**Passage given:**
Also, it is a relatively simple matter when permanent moulds are employed, to introduce a different mould or moulds into the casting cycle and for the casting machinery to be adjusted to suit the introduced mould or moulds and this ideally can be an automatic adjustment that the casting machinery makes as it recognises a new mould entering the cycle. Thus, the present invention provides flexibility for short production runs, which are not suited to sand mould casting.

For a better understanding of the invention and to show how it may be performed, a preferred embodiment will now be described, by way of non- limiting example only, with reference to the accompanying drawing.

Figure 1 is a cross-sectional view of an apparatus according to one embodiment of the invention and shows a mould 10 in engagement with a feed pipe 11. As shown, the feed pipe 11 is inclined upwardly and in practice would extend to and be immersed in a bath of molten metal. Molten metal is fed through the feed pipe by any one of a variety of mechanisms, such as by pumping or by pressurising the bath. The feed pipe 11 therefore feeds the mould 10 in a counter-gravitational manner.

The mould 10 includes a mould cavity 12, which in the illustrated form shown in Figure 1, is shaped to cast a disc brake caliper. The mould cavity 12 is in communication with a feed reservoir 13, while the feed reservoir 13 is in communication with a runner 14. It is clear from Figure 1, that the mould cavity 12 is positioned above the feed reservoir 13 and this is the correct orientation for counter-gravity casting. Accordingly, molten metal is fed upwardly through the feed pipe 11, through the runner 14 and the feed reservoir 13, and into the mould cavity 12. By this orientation, the advantages of counter-gravity casting can be obtained.

The feed pipe 11 is shown in abutting connection with a projecting portion 15 of the mould 10 and the nozzle 16 of the feed pipe 11 is aligned with an inlet portion 17 of the runner 14. The nozzle 16 sealingly engages the

projecting portion 15 to prevent leakage of molten metal past the connection.

**What to work on:**
Continue the patent description of the counter-gravity casting mould, picking up right after its last sentence.

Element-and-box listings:

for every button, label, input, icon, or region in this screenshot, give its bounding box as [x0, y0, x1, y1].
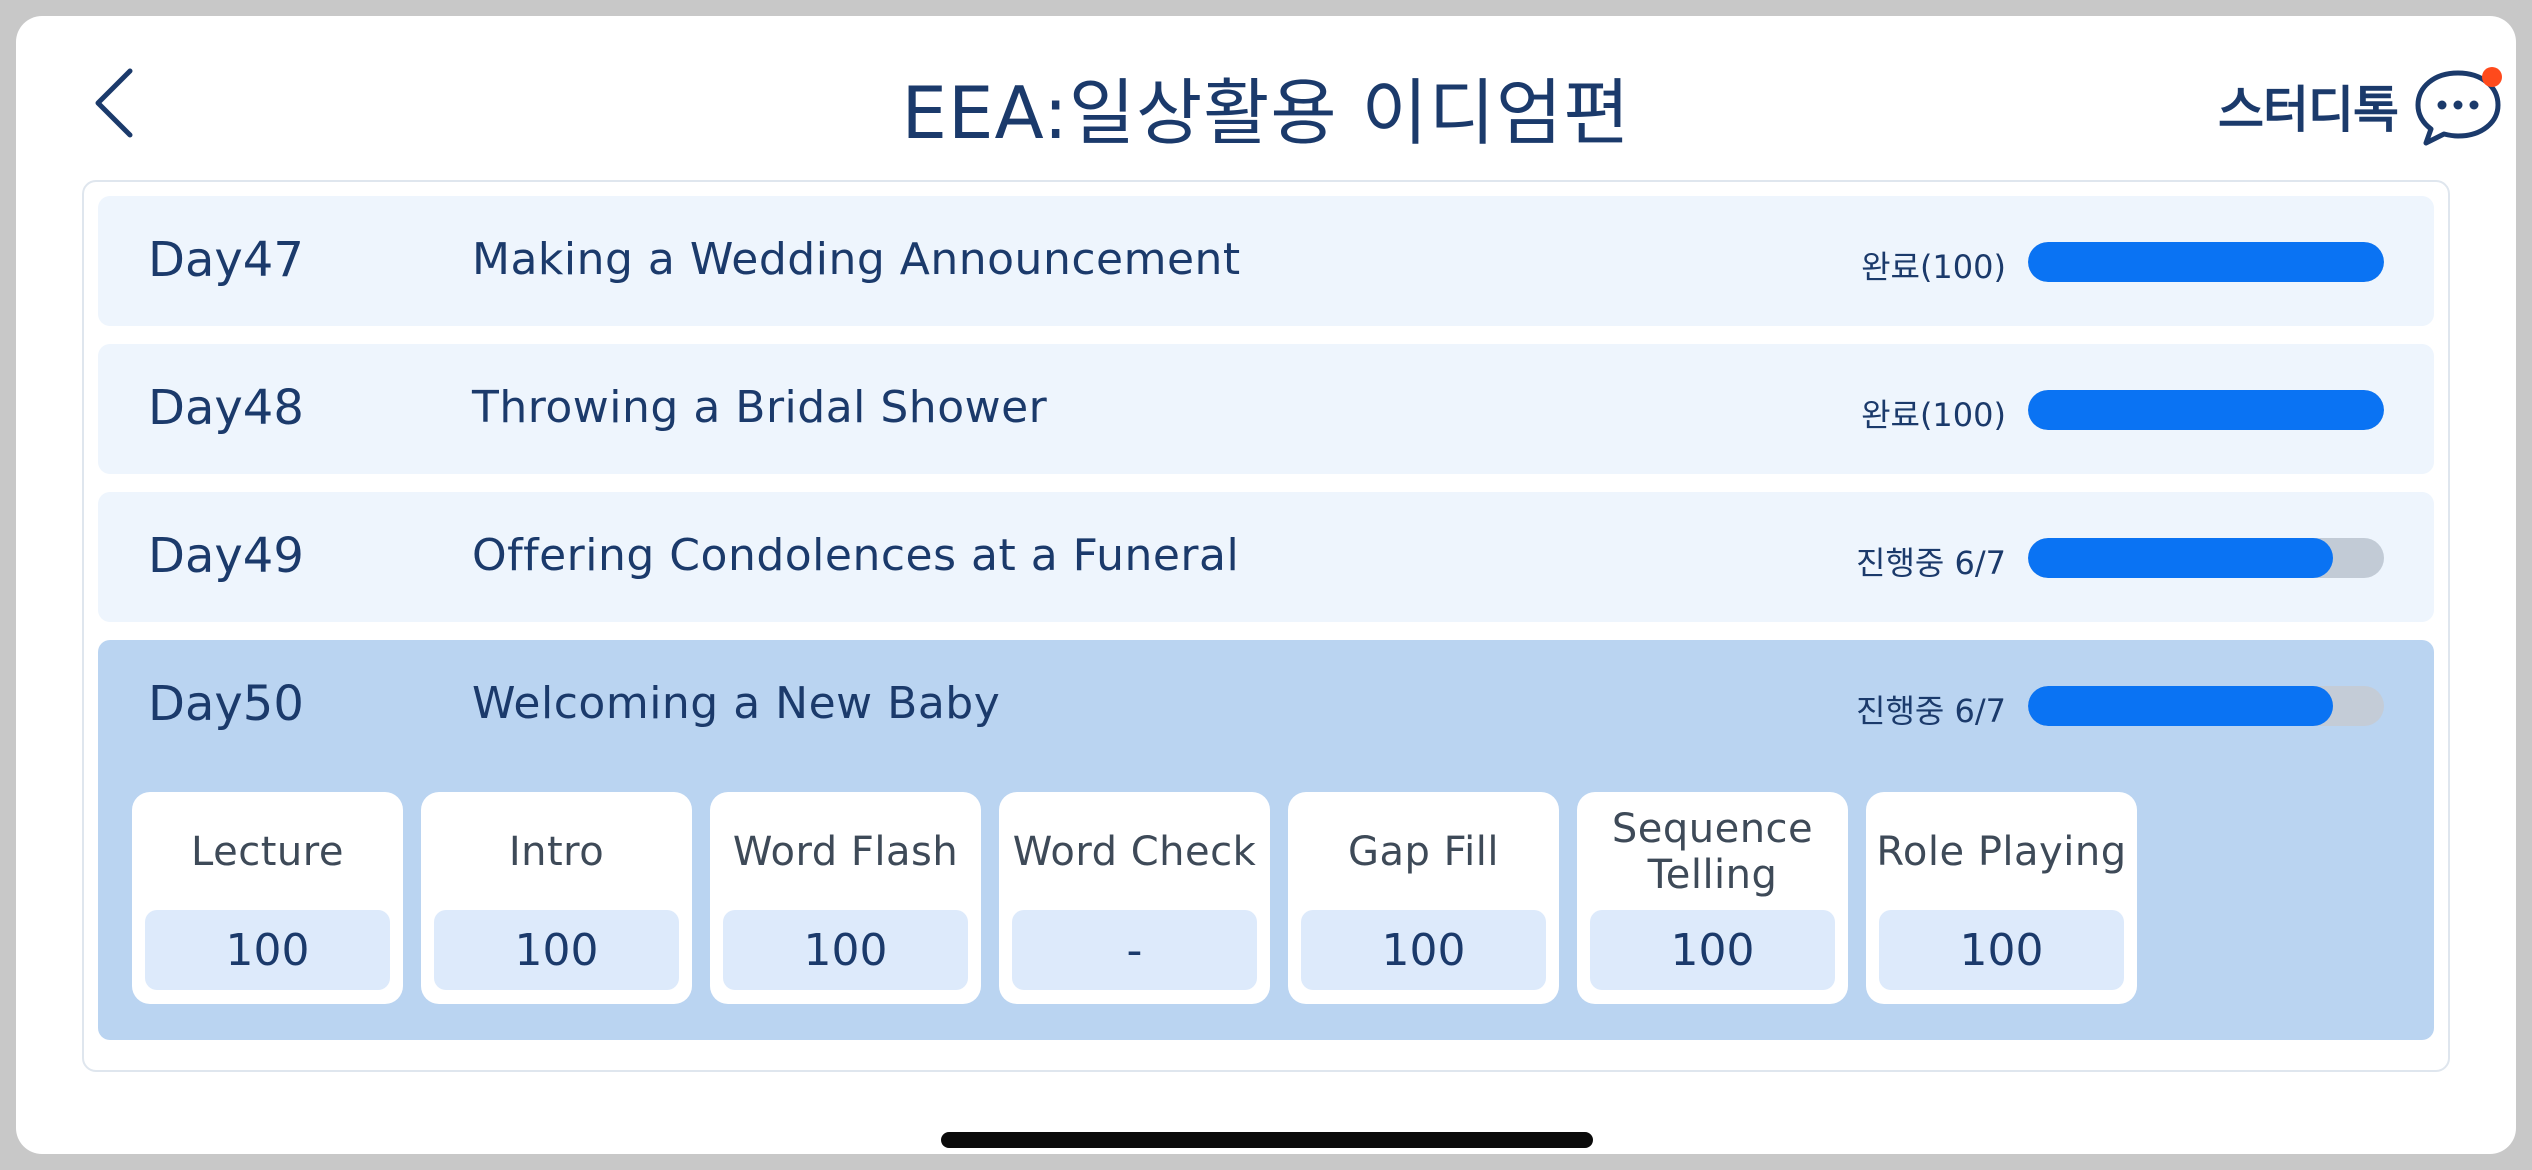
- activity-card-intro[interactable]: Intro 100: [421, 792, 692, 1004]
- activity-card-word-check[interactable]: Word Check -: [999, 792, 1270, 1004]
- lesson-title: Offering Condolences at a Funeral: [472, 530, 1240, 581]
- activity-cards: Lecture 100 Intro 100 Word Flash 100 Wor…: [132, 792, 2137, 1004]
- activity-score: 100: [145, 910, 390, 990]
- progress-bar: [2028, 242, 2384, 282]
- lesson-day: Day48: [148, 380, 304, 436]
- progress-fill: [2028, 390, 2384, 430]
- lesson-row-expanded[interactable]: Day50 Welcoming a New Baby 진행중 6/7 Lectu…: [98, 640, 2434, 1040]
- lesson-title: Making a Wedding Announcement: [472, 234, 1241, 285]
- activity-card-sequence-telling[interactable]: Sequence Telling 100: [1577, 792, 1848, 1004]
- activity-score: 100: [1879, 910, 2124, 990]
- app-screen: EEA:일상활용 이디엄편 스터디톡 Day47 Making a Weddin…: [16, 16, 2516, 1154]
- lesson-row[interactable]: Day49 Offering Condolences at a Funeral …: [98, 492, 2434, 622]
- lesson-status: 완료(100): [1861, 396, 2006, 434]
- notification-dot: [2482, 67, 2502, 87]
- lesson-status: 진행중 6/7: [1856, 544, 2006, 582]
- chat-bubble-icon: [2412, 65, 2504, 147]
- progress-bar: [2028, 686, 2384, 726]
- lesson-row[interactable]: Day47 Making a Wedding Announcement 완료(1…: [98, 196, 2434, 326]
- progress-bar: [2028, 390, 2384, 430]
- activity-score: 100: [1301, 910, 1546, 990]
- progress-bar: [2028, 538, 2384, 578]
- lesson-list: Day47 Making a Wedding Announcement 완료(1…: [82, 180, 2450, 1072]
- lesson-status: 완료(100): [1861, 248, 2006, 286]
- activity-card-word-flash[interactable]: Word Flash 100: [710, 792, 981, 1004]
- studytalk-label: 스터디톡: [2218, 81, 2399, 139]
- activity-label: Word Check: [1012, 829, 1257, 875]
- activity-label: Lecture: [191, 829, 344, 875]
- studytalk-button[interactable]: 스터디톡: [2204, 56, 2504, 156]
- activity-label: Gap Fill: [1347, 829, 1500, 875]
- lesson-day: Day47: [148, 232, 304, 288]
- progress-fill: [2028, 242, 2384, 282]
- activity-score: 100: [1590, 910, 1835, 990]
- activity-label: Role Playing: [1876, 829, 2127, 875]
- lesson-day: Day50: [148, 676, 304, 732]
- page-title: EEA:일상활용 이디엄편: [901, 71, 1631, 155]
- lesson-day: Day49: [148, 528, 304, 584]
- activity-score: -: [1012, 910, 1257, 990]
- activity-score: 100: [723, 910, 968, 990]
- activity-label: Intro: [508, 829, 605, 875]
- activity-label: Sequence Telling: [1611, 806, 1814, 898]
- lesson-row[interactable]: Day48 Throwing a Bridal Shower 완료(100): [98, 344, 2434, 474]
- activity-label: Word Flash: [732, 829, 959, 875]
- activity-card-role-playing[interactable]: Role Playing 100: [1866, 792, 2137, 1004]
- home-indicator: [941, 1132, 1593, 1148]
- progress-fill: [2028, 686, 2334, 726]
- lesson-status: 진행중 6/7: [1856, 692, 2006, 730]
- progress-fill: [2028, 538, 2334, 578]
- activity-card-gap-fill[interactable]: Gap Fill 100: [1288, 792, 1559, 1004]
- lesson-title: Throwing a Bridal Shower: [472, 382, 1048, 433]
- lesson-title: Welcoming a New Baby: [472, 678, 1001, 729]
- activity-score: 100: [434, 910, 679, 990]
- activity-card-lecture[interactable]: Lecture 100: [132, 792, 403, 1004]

* * *

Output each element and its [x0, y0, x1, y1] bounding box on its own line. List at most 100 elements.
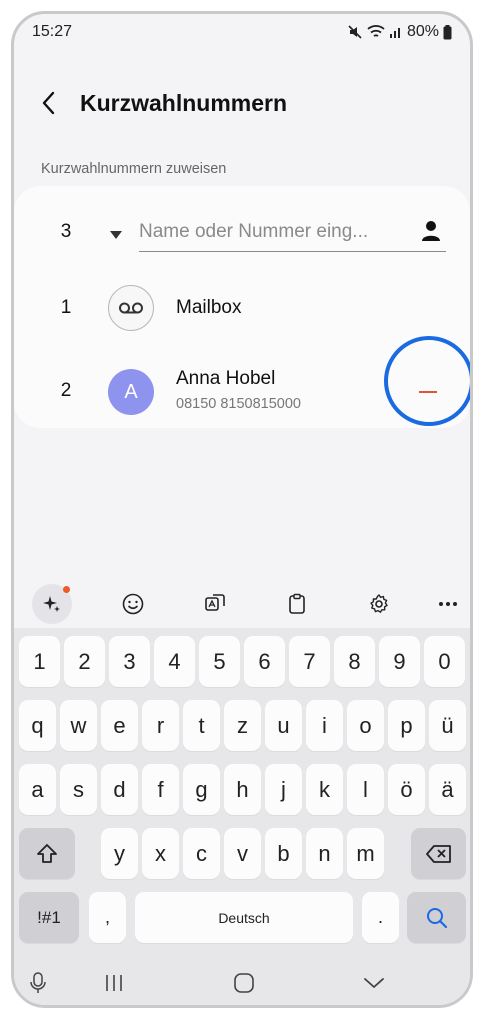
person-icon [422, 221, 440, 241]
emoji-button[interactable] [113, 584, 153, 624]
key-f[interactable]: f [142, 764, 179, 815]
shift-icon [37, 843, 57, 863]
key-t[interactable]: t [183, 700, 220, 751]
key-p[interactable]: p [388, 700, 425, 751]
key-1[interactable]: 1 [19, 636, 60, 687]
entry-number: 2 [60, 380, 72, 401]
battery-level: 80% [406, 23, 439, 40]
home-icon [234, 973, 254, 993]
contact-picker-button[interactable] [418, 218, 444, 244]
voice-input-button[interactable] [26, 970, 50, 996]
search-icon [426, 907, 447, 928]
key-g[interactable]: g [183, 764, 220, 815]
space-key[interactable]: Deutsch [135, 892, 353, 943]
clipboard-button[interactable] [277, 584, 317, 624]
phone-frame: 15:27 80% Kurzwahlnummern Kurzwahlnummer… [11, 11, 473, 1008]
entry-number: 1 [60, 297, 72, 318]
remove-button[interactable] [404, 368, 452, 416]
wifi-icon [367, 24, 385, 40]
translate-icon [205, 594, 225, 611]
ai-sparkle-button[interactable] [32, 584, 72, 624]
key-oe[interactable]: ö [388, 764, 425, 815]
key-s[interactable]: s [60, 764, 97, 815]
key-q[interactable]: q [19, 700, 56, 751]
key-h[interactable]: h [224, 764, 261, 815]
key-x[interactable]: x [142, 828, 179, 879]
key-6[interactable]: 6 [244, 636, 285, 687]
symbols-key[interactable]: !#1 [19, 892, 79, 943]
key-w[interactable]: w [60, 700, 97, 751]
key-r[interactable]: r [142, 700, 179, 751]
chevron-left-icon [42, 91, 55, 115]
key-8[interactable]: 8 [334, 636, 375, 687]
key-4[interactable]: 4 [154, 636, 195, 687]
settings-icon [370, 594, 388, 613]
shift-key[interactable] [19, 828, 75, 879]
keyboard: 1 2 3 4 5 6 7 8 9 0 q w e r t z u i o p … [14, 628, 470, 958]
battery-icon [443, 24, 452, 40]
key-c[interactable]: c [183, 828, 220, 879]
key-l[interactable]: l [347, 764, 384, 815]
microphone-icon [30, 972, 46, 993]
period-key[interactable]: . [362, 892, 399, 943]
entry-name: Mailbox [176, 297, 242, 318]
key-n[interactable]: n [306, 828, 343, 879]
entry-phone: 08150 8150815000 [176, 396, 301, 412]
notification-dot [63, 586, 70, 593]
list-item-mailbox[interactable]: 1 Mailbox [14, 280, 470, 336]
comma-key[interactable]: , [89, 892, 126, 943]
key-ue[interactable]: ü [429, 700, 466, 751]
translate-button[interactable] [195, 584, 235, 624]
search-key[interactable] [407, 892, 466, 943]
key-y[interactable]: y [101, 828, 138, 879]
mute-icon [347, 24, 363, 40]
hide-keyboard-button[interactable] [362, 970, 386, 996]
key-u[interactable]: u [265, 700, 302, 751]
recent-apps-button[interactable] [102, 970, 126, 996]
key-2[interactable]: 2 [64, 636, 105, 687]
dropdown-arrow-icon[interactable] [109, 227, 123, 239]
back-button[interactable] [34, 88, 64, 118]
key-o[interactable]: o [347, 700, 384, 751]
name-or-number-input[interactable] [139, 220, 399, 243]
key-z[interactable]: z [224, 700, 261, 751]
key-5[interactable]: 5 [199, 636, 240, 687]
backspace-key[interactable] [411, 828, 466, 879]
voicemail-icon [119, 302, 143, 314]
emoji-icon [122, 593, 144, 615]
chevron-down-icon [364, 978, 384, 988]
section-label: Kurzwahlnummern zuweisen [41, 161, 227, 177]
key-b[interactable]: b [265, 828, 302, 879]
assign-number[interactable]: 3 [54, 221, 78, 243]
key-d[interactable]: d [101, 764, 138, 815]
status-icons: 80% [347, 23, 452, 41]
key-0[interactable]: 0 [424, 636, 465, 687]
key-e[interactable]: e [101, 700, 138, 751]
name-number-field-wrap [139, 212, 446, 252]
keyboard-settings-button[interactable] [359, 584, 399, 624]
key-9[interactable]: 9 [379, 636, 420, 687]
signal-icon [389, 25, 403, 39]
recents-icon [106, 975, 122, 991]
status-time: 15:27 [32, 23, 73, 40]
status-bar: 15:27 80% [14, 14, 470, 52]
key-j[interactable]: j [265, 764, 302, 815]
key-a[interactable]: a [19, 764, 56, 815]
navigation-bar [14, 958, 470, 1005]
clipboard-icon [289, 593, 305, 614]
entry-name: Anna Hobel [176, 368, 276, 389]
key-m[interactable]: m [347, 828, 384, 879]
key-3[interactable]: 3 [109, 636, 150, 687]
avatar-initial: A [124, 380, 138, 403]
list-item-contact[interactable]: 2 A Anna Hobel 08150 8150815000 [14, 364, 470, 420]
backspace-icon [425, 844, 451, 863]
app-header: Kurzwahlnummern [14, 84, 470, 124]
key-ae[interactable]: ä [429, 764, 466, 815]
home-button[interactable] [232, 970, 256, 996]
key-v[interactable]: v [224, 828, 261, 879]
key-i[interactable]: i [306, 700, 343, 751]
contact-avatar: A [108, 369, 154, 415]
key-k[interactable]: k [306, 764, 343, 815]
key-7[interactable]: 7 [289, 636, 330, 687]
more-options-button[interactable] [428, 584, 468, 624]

--

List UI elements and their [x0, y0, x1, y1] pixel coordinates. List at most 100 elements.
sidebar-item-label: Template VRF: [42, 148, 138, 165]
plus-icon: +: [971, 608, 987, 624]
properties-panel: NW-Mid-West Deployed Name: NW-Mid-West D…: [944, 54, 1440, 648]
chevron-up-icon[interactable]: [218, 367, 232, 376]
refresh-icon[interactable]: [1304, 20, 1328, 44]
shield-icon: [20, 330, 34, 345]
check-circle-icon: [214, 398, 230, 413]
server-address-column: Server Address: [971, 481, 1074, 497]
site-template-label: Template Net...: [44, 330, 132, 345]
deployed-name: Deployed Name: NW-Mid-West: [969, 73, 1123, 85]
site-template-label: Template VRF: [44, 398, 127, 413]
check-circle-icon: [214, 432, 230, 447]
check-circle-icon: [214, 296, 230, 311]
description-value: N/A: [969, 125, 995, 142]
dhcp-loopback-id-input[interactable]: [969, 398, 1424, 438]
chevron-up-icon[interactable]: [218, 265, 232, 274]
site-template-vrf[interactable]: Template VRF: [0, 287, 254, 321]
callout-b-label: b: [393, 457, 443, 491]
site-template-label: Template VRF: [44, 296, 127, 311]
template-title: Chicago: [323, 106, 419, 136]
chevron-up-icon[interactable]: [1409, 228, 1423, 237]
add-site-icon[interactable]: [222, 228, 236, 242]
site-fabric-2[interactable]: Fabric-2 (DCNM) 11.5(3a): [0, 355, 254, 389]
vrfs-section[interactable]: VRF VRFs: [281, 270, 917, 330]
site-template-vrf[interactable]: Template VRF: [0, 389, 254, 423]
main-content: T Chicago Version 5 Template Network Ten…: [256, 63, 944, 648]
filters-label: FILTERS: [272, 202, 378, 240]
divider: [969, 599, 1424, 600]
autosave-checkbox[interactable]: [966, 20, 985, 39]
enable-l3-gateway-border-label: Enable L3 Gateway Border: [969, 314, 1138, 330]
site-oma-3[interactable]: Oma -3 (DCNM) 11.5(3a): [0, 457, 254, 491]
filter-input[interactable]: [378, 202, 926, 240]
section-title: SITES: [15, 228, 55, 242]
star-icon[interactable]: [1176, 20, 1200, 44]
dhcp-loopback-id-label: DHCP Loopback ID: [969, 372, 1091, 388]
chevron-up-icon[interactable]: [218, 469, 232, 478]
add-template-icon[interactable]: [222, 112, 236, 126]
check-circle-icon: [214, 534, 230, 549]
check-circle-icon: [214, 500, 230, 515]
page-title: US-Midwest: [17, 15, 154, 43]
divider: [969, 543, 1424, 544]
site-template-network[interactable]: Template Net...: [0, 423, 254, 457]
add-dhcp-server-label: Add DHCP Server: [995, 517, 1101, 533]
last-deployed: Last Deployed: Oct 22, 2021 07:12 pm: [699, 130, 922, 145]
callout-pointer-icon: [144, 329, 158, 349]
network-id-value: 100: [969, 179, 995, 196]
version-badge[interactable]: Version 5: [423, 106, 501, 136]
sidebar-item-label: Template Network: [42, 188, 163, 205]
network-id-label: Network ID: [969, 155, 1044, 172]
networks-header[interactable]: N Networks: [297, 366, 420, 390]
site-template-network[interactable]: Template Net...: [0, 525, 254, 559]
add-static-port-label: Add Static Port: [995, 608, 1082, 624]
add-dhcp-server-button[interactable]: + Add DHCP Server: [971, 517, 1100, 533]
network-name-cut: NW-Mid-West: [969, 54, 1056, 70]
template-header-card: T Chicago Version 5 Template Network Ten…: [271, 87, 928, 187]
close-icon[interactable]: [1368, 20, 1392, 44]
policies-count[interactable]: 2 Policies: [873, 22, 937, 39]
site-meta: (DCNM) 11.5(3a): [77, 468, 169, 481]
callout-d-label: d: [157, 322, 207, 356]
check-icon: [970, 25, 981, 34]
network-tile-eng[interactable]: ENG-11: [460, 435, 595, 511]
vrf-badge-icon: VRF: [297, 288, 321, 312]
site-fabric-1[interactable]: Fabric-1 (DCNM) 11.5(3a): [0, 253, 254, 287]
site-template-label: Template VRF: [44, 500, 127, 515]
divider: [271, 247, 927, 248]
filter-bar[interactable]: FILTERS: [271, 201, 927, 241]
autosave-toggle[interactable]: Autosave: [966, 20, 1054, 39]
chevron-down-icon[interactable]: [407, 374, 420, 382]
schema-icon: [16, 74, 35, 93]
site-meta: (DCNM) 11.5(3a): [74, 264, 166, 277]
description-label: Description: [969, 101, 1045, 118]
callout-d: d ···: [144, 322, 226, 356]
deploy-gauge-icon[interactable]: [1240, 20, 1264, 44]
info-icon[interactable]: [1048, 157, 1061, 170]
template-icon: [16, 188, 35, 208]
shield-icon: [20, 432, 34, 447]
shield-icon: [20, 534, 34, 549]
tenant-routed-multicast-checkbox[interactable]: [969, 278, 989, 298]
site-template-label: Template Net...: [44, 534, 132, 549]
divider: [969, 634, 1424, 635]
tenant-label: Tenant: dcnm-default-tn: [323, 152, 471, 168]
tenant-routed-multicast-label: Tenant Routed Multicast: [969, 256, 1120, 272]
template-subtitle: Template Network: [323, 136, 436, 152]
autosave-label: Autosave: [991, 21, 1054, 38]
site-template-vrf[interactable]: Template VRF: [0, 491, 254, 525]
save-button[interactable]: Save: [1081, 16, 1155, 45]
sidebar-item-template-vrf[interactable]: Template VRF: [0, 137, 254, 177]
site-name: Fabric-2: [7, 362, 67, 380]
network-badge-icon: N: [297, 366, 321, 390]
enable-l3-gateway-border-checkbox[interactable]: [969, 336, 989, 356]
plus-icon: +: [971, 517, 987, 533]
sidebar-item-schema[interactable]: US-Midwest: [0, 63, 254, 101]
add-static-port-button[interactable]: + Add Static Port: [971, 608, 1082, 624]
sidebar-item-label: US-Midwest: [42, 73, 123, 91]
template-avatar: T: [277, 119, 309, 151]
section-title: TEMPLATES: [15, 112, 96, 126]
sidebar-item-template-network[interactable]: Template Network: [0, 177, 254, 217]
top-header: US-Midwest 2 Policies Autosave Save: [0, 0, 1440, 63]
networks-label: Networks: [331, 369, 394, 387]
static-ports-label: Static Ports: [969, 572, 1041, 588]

**Output of the exercise:**
Any suitable sealing arrangement can be employed for that purpose.

The inlet portion 17 is formed to have a right angle curve. The upper end of the portion 17 is arranged to snugly accommodate the ball 19 of a ball valve 20. Thus, the upper end 21 is of a diameter slightly greater than the diameter of the ball 19.

The ball 19 is engaged by a pin 22 which is accommodated in a bore formed in the projecting portion 15 and biasing means acts between the pin head 23 and the upper surface 24 of the projecting portion 15 to bias the ball 19 towards or into the upper end 21 of the inlet portion 17. The pin engages the surface of the ball 19, rather than being connected to the ball, so that the ball 19 can be removed with the cast product when casting is completed without requiring disconnection from the pin. When valve actuation is required, an external actuator is operable to engage the pin head 23 and to push against the pin head to lower the ball 19 for valve actuation.

The inlet portion 17 is arranged to cooperate with the ball 19 to close the runner 14 and to achieve this, the inlet portion 17 may include a valve seat formed by a conical portion into which the ball 19 may be lowered into or against. Accordingly, while it is not apparent from the cross-sectional view of Figure 1, the neck area 25 may converge in a conical manner so that the ball 19 seats within the neck area 25 upon its downward movement.

The biasing means may provide only a light bias, sufficient to maintain the ball 18 away from the valve seat in the absence of a valve actuating force being applied to the pin head 23. During feed of the molten metal into the mould 10, the ball 19 may float within the inlet portion 17, but allowing the passage of molten metal therepast.

The feed pipe 11 is movable forward and back by a pneumatic cylinder 26 and that movement facilitates connection and disconnection between the feed pipe and the mould 10 at the projecting portion 15.

The apparatus of Figure 1 is operable as follows. The mould 10 is brought into a position for connection to the feed pipe 11. The feed pipe 11, through the pneumatic cylinder 26, is moved to connect to the mould 10 at the projecting portion 15. Feeding means of whatever kind is provided to supply molten metal through the feed pipe 11 and into the inlet portion 17 of the runner 14. As discussed, the ball 19 will either float in the molten metal or be raised into the upper end 21, depending on the arrangement of the biasing means provided. Molten metal will then flow through main portion 18 of the runner 14 into the feed reservoir 13 and then into the mould cavity 12.

When sufficient flow of molten metal has taken place, the ball valve 20 will be actuated to seat the ball 19 in the neck area 25, to close the runner 14.

Thereafter, the feeding means terminates feed of molten metal, and such material that remains in the feed pipe 11 and the inlet portion 17 on the feed pipe side of the ball 19 can flow back under gravity to the bath of molten metal.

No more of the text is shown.